**Data provided**:
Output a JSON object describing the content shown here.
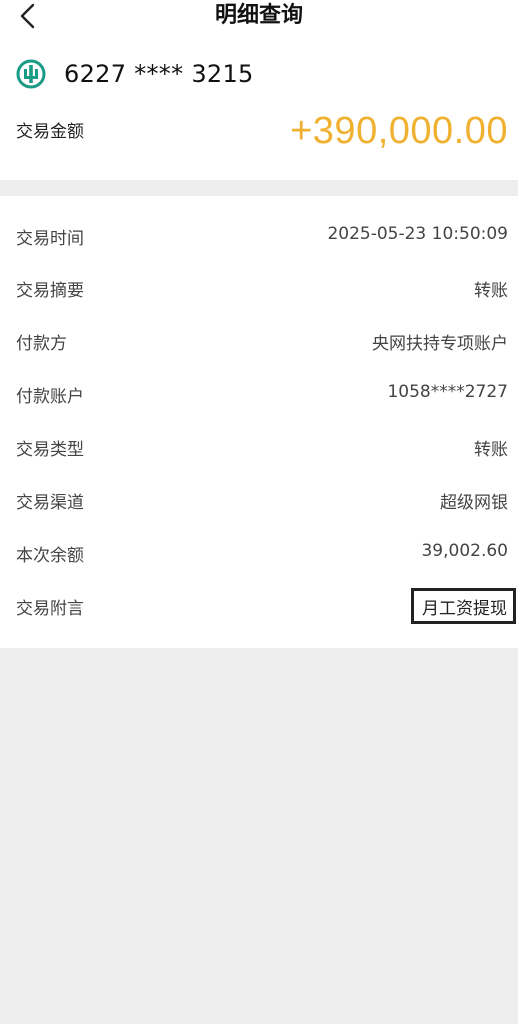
{
  "header": {
    "title": "明细查询"
  },
  "account": {
    "number": "6227 **** 3215"
  },
  "amount": {
    "label": "交易金额",
    "value": "+390,000.00",
    "color": "#f0b030"
  },
  "details": [
    {
      "label": "交易时间",
      "value": "2025-05-23 10:50:09"
    },
    {
      "label": "交易摘要",
      "value": "转账"
    },
    {
      "label": "付款方",
      "value": "央网扶持专项账户"
    },
    {
      "label": "付款账户",
      "value": "1058****2727"
    },
    {
      "label": "交易类型",
      "value": "转账"
    },
    {
      "label": "交易渠道",
      "value": "超级网银"
    },
    {
      "label": "本次余额",
      "value": "39,002.60"
    },
    {
      "label": "交易附言",
      "value": "月工资提现"
    }
  ],
  "icons": {
    "back": "chevron-left-icon",
    "bank_logo": "bank-logo-icon"
  },
  "colors": {
    "background": "#ededed",
    "card": "#ffffff",
    "bank_logo": "#1a9b86"
  }
}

**Stated problem**: Transcribe the records above verbatim. Do not carry over any picture.

**Final result**:
Output a JSON object describing the content shown here.
{
  "header": {
    "title": "明细查询"
  },
  "account": {
    "number": "6227 **** 3215"
  },
  "amount": {
    "label": "交易金额",
    "value": "+390,000.00",
    "color": "#f0b030"
  },
  "details": [
    {
      "label": "交易时间",
      "value": "2025-05-23 10:50:09"
    },
    {
      "label": "交易摘要",
      "value": "转账"
    },
    {
      "label": "付款方",
      "value": "央网扶持专项账户"
    },
    {
      "label": "付款账户",
      "value": "1058****2727"
    },
    {
      "label": "交易类型",
      "value": "转账"
    },
    {
      "label": "交易渠道",
      "value": "超级网银"
    },
    {
      "label": "本次余额",
      "value": "39,002.60"
    },
    {
      "label": "交易附言",
      "value": "月工资提现"
    }
  ],
  "icons": {
    "back": "chevron-left-icon",
    "bank_logo": "bank-logo-icon"
  },
  "colors": {
    "background": "#ededed",
    "card": "#ffffff",
    "bank_logo": "#1a9b86"
  }
}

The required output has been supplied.